To do: The listing below must be repeated word for word, with its images excluded.

_ _ _ _ _ _ _

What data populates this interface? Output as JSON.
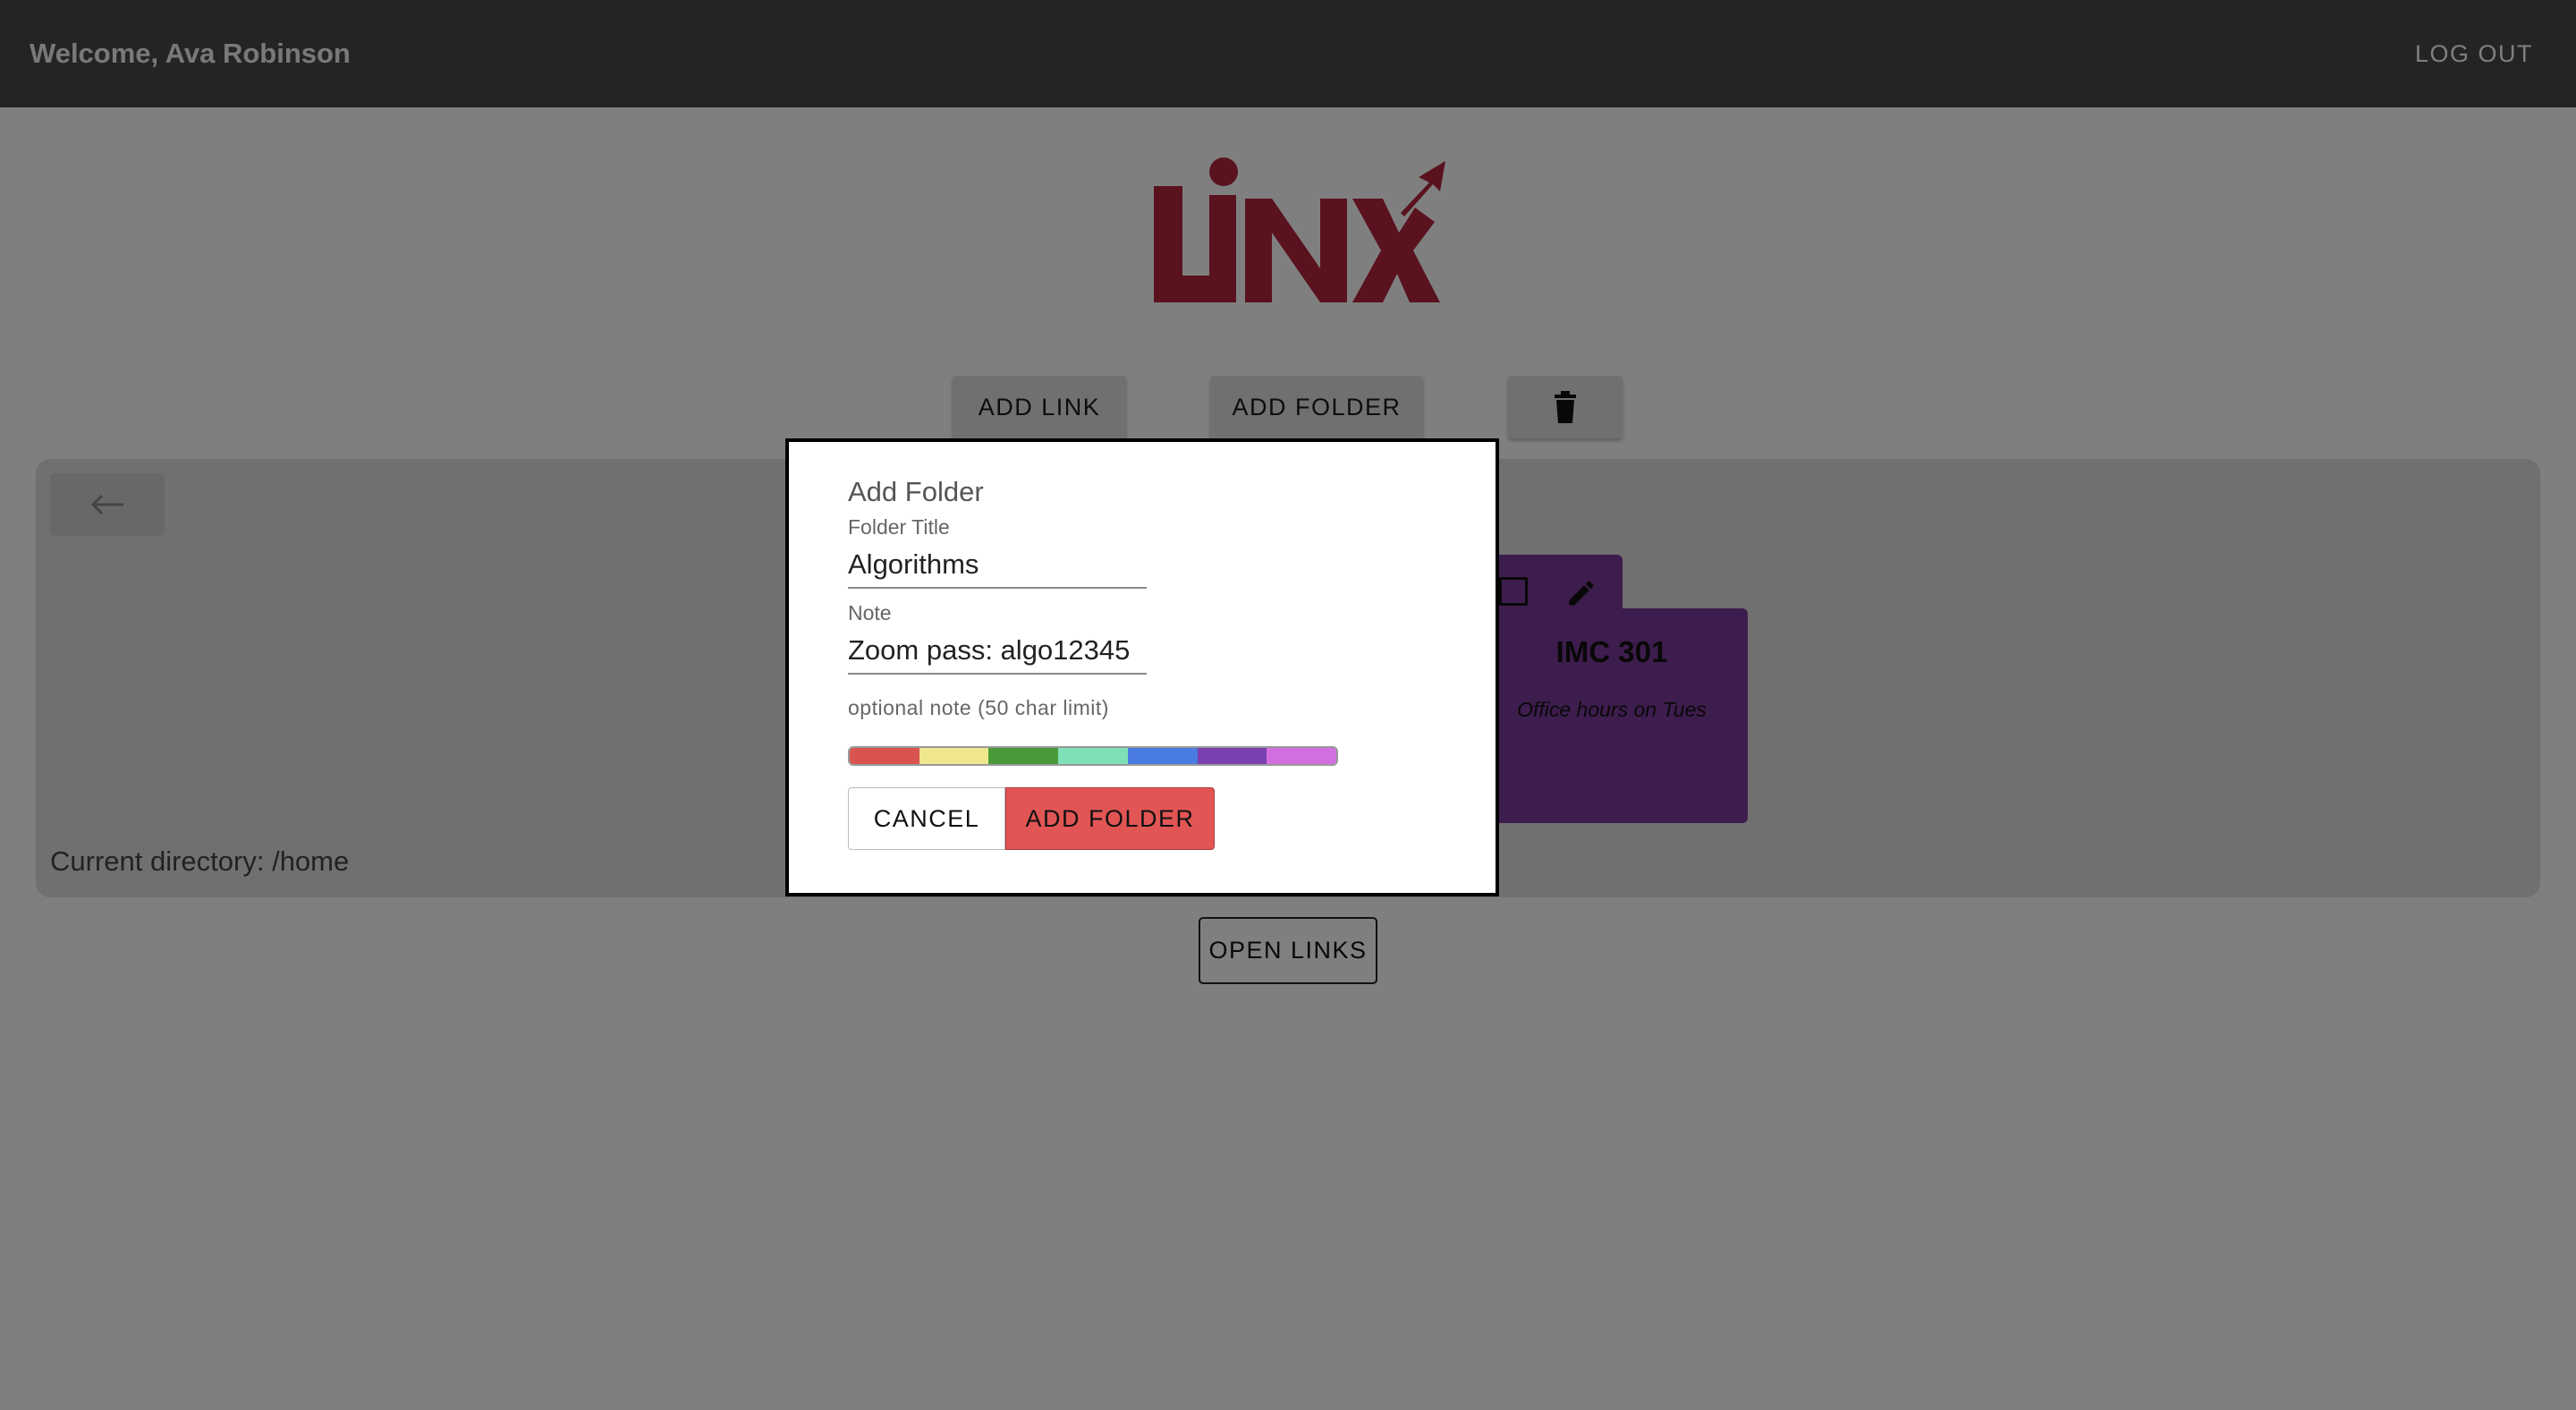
{
  "header": {
    "welcome": "Welcome, Ava Robinson",
    "logout_label": "LOG OUT"
  },
  "toolbar": {
    "add_link_label": "ADD LINK",
    "add_folder_label": "ADD FOLDER",
    "delete_icon": "trash-icon"
  },
  "panel": {
    "back_icon": "arrow-left-icon",
    "current_directory": "Current directory: /home",
    "folders": [
      {
        "title": "IMC 301",
        "note": "Office hours on Tues",
        "color": "#7a3b9a"
      }
    ]
  },
  "open_links_label": "OPEN LINKS",
  "dialog": {
    "title": "Add Folder",
    "folder_title_label": "Folder Title",
    "folder_title_value": "Algorithms",
    "note_label": "Note",
    "note_value": "Zoom pass: algo12345",
    "note_helper": "optional note (50 char limit)",
    "colors": [
      "#d9534f",
      "#f0e68c",
      "#4a9a3a",
      "#7fe0b8",
      "#4a7be0",
      "#7a3fb0",
      "#d36ee0"
    ],
    "cancel_label": "CANCEL",
    "submit_label": "ADD FOLDER"
  }
}
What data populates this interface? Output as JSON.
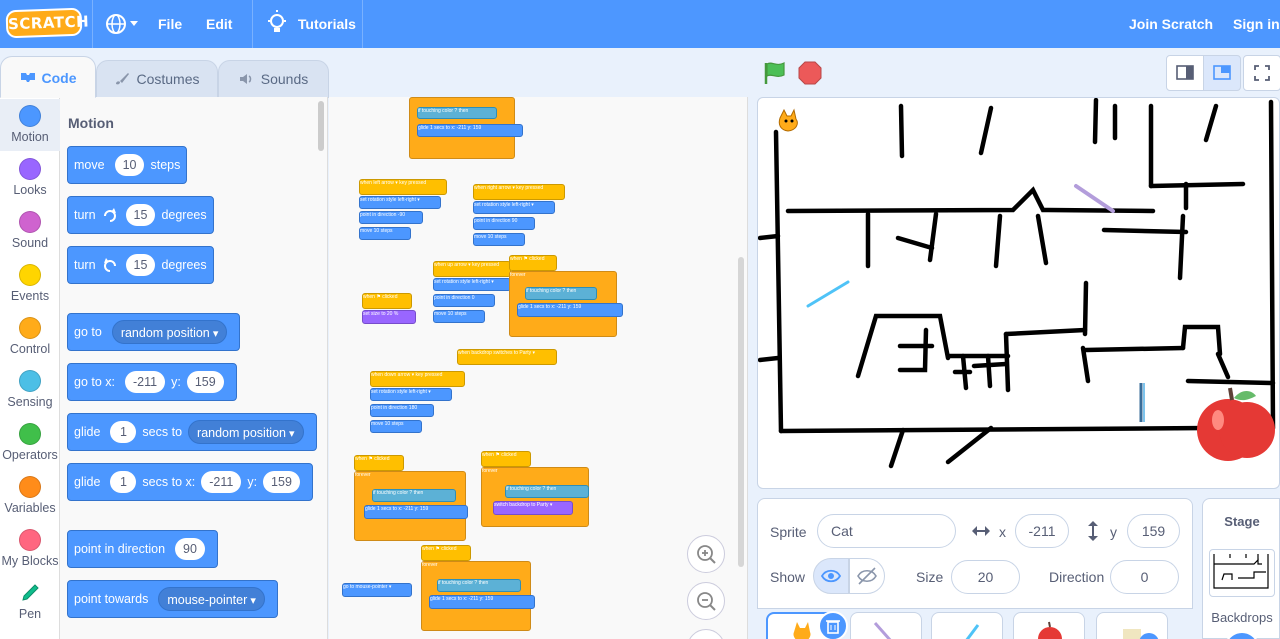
{
  "menu": {
    "logo": "SCRATCH",
    "file": "File",
    "edit": "Edit",
    "tutorials": "Tutorials",
    "join": "Join Scratch",
    "signin": "Sign in"
  },
  "tabs": {
    "code": "Code",
    "costumes": "Costumes",
    "sounds": "Sounds"
  },
  "categories": [
    {
      "label": "Motion",
      "color": "#4c97ff"
    },
    {
      "label": "Looks",
      "color": "#9966ff"
    },
    {
      "label": "Sound",
      "color": "#cf63cf"
    },
    {
      "label": "Events",
      "color": "#ffd500"
    },
    {
      "label": "Control",
      "color": "#ffab19"
    },
    {
      "label": "Sensing",
      "color": "#4cbfe6"
    },
    {
      "label": "Operators",
      "color": "#40bf4a"
    },
    {
      "label": "Variables",
      "color": "#ff8c1a"
    },
    {
      "label": "My Blocks",
      "color": "#ff6680"
    },
    {
      "label": "Pen",
      "color": "#0fbd8c"
    }
  ],
  "palette": {
    "title": "Motion",
    "move": {
      "a": "move",
      "v": "10",
      "b": "steps"
    },
    "turn_right": {
      "a": "turn",
      "v": "15",
      "b": "degrees"
    },
    "turn_left": {
      "a": "turn",
      "v": "15",
      "b": "degrees"
    },
    "goto": {
      "a": "go to",
      "dd": "random position"
    },
    "goto_xy": {
      "a": "go to x:",
      "x": "-211",
      "b": "y:",
      "y": "159"
    },
    "glide": {
      "a": "glide",
      "v": "1",
      "b": "secs to",
      "dd": "random position"
    },
    "glide_xy": {
      "a": "glide",
      "v": "1",
      "b": "secs to x:",
      "x": "-211",
      "c": "y:",
      "y": "159"
    },
    "point_dir": {
      "a": "point in direction",
      "v": "90"
    },
    "point_towards": {
      "a": "point towards",
      "dd": "mouse-pointer"
    }
  },
  "scripts": {
    "when_left": "when left arrow ▾ key pressed",
    "when_right": "when right arrow ▾ key pressed",
    "when_up": "when up arrow ▾ key pressed",
    "when_down": "when down arrow ▾ key pressed",
    "rot_style": "set rotation style left-right ▾",
    "point_m90": "point in direction -90",
    "point_90": "point in direction 90",
    "point_0": "point in direction 0",
    "point_180": "point in direction 180",
    "move10": "move 10 steps",
    "when_flag": "when ⚑ clicked",
    "forever": "forever",
    "if_touch": "if touching color ? then",
    "glide_xy": "glide 1 secs to x: -211 y: 159",
    "set_size": "set size to 20 %",
    "when_backdrop": "when backdrop switches to Party ▾",
    "switch_backdrop": "switch backdrop to Party ▾",
    "goto_mouse": "go to mouse-pointer ▾"
  },
  "sprite": {
    "label": "Sprite",
    "name": "Cat",
    "x_label": "x",
    "x": "-211",
    "y_label": "y",
    "y": "159",
    "show_label": "Show",
    "size_label": "Size",
    "size": "20",
    "direction_label": "Direction",
    "direction": "0"
  },
  "stage_pane": {
    "title": "Stage",
    "backdrops": "Backdrops"
  }
}
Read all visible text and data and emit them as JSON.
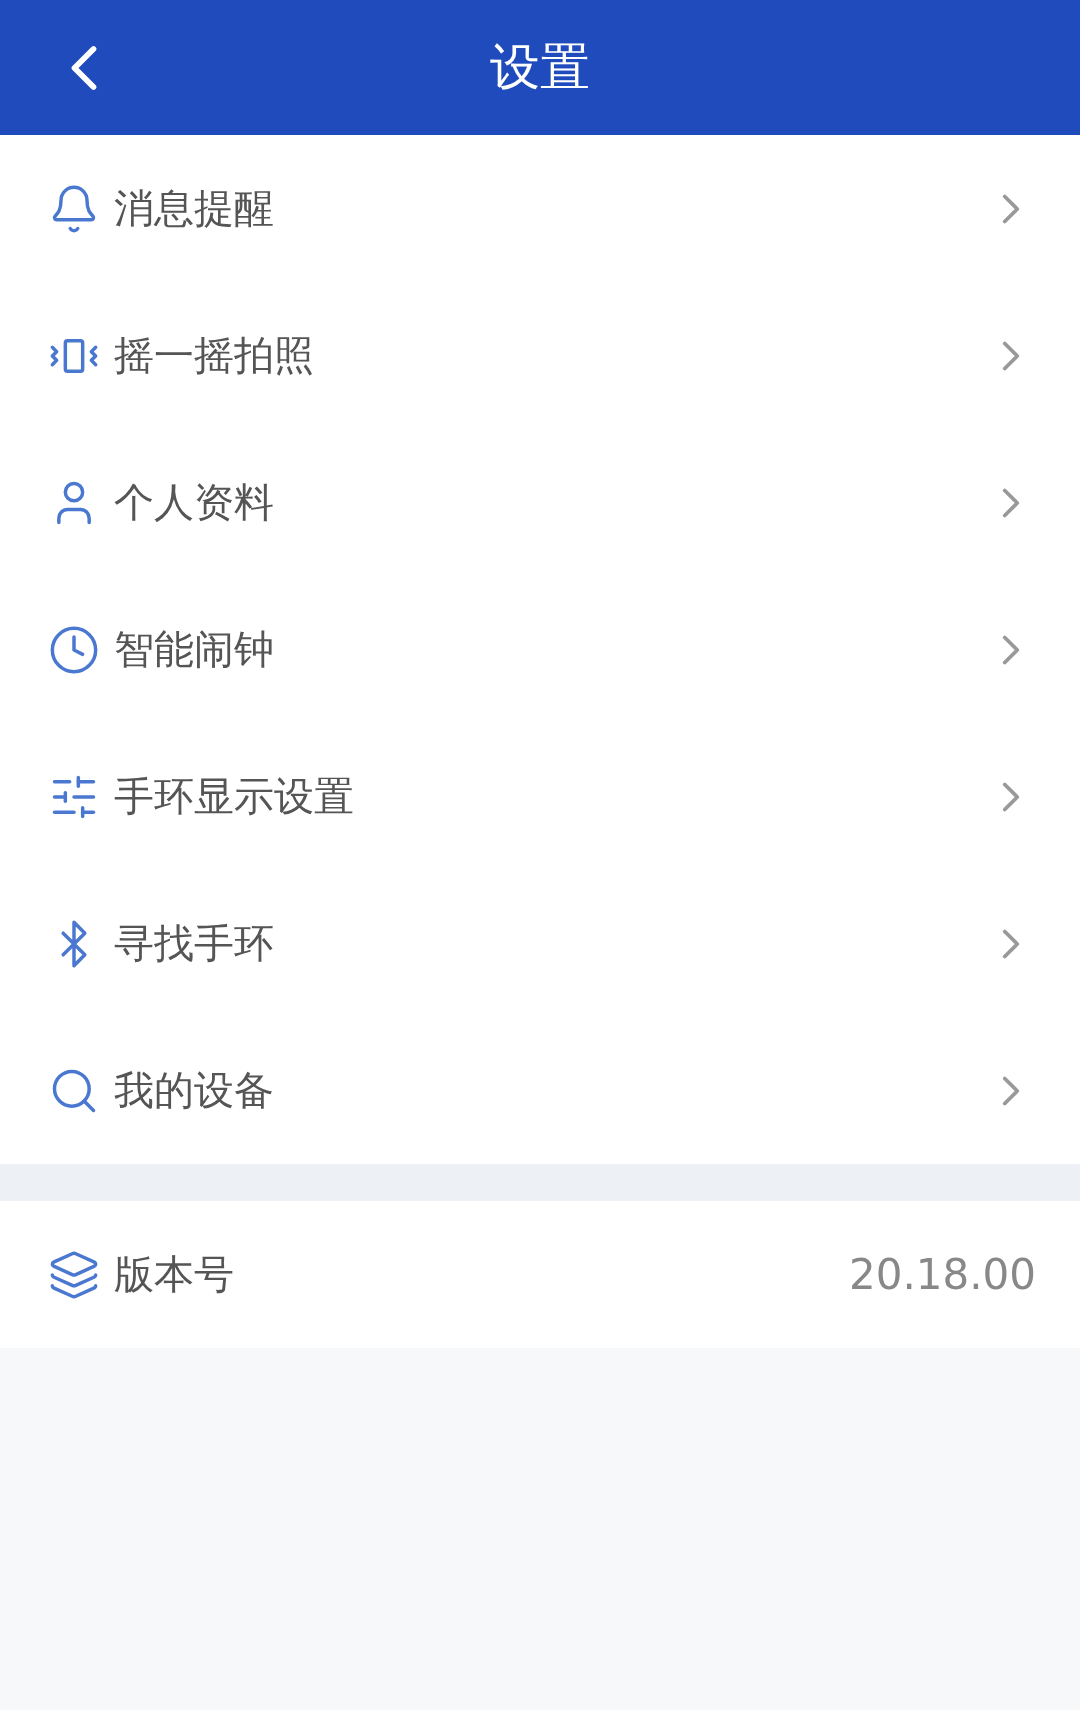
{
  "header": {
    "title": "设置"
  },
  "menu": [
    {
      "kind": "bell",
      "label": "消息提醒"
    },
    {
      "kind": "shake",
      "label": "摇一摇拍照"
    },
    {
      "kind": "user",
      "label": "个人资料"
    },
    {
      "kind": "clock",
      "label": "智能闹钟"
    },
    {
      "kind": "sliders",
      "label": "手环显示设置"
    },
    {
      "kind": "bluetooth",
      "label": "寻找手环"
    },
    {
      "kind": "search",
      "label": "我的设备"
    }
  ],
  "version": {
    "kind": "layers",
    "label": "版本号",
    "value": "20.18.00"
  }
}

_ _ _ _ _ _ _

Exercise output:
What data populates this interface? Output as JSON.
{
  "header": {
    "welcome": "Welcome, Ava Robinson",
    "logout_label": "LOG OUT"
  },
  "toolbar": {
    "add_link_label": "ADD LINK",
    "add_folder_label": "ADD FOLDER",
    "delete_icon": "trash-icon"
  },
  "panel": {
    "back_icon": "arrow-left-icon",
    "current_directory": "Current directory: /home",
    "folders": [
      {
        "title": "IMC 301",
        "note": "Office hours on Tues",
        "color": "#7a3b9a"
      }
    ]
  },
  "open_links_label": "OPEN LINKS",
  "dialog": {
    "title": "Add Folder",
    "folder_title_label": "Folder Title",
    "folder_title_value": "Algorithms",
    "note_label": "Note",
    "note_value": "Zoom pass: algo12345",
    "note_helper": "optional note (50 char limit)",
    "colors": [
      "#d9534f",
      "#f0e68c",
      "#4a9a3a",
      "#7fe0b8",
      "#4a7be0",
      "#7a3fb0",
      "#d36ee0"
    ],
    "cancel_label": "CANCEL",
    "submit_label": "ADD FOLDER"
  }
}
What data populates this interface? Output as JSON.
{
  "menu": {
    "logo": "SCRATCH",
    "file": "File",
    "edit": "Edit",
    "tutorials": "Tutorials",
    "join": "Join Scratch",
    "signin": "Sign in"
  },
  "tabs": {
    "code": "Code",
    "costumes": "Costumes",
    "sounds": "Sounds"
  },
  "categories": [
    {
      "label": "Motion",
      "color": "#4c97ff"
    },
    {
      "label": "Looks",
      "color": "#9966ff"
    },
    {
      "label": "Sound",
      "color": "#cf63cf"
    },
    {
      "label": "Events",
      "color": "#ffd500"
    },
    {
      "label": "Control",
      "color": "#ffab19"
    },
    {
      "label": "Sensing",
      "color": "#4cbfe6"
    },
    {
      "label": "Operators",
      "color": "#40bf4a"
    },
    {
      "label": "Variables",
      "color": "#ff8c1a"
    },
    {
      "label": "My Blocks",
      "color": "#ff6680"
    },
    {
      "label": "Pen",
      "color": "#0fbd8c"
    }
  ],
  "palette": {
    "title": "Motion",
    "move": {
      "a": "move",
      "v": "10",
      "b": "steps"
    },
    "turn_right": {
      "a": "turn",
      "v": "15",
      "b": "degrees"
    },
    "turn_left": {
      "a": "turn",
      "v": "15",
      "b": "degrees"
    },
    "goto": {
      "a": "go to",
      "dd": "random position"
    },
    "goto_xy": {
      "a": "go to x:",
      "x": "-211",
      "b": "y:",
      "y": "159"
    },
    "glide": {
      "a": "glide",
      "v": "1",
      "b": "secs to",
      "dd": "random position"
    },
    "glide_xy": {
      "a": "glide",
      "v": "1",
      "b": "secs to x:",
      "x": "-211",
      "c": "y:",
      "y": "159"
    },
    "point_dir": {
      "a": "point in direction",
      "v": "90"
    },
    "point_towards": {
      "a": "point towards",
      "dd": "mouse-pointer"
    }
  },
  "scripts": {
    "when_left": "when left arrow ▾ key pressed",
    "when_right": "when right arrow ▾ key pressed",
    "when_up": "when up arrow ▾ key pressed",
    "when_down": "when down arrow ▾ key pressed",
    "rot_style": "set rotation style left-right ▾",
    "point_m90": "point in direction -90",
    "point_90": "point in direction 90",
    "point_0": "point in direction 0",
    "point_180": "point in direction 180",
    "move10": "move 10 steps",
    "when_flag": "when ⚑ clicked",
    "forever": "forever",
    "if_touch": "if touching color ? then",
    "glide_xy": "glide 1 secs to x: -211 y: 159",
    "set_size": "set size to 20 %",
    "when_backdrop": "when backdrop switches to Party ▾",
    "switch_backdrop": "switch backdrop to Party ▾",
    "goto_mouse": "go to mouse-pointer ▾"
  },
  "sprite": {
    "label": "Sprite",
    "name": "Cat",
    "x_label": "x",
    "x": "-211",
    "y_label": "y",
    "y": "159",
    "show_label": "Show",
    "size_label": "Size",
    "size": "20",
    "direction_label": "Direction",
    "direction": "0"
  },
  "stage_pane": {
    "title": "Stage",
    "backdrops": "Backdrops"
  }
}
Read all visible text and data and emit them as JSON.
{
  "header": {
    "title": "设置"
  },
  "menu": [
    {
      "kind": "bell",
      "label": "消息提醒"
    },
    {
      "kind": "shake",
      "label": "摇一摇拍照"
    },
    {
      "kind": "user",
      "label": "个人资料"
    },
    {
      "kind": "clock",
      "label": "智能闹钟"
    },
    {
      "kind": "sliders",
      "label": "手环显示设置"
    },
    {
      "kind": "bluetooth",
      "label": "寻找手环"
    },
    {
      "kind": "search",
      "label": "我的设备"
    }
  ],
  "version": {
    "kind": "layers",
    "label": "版本号",
    "value": "20.18.00"
  }
}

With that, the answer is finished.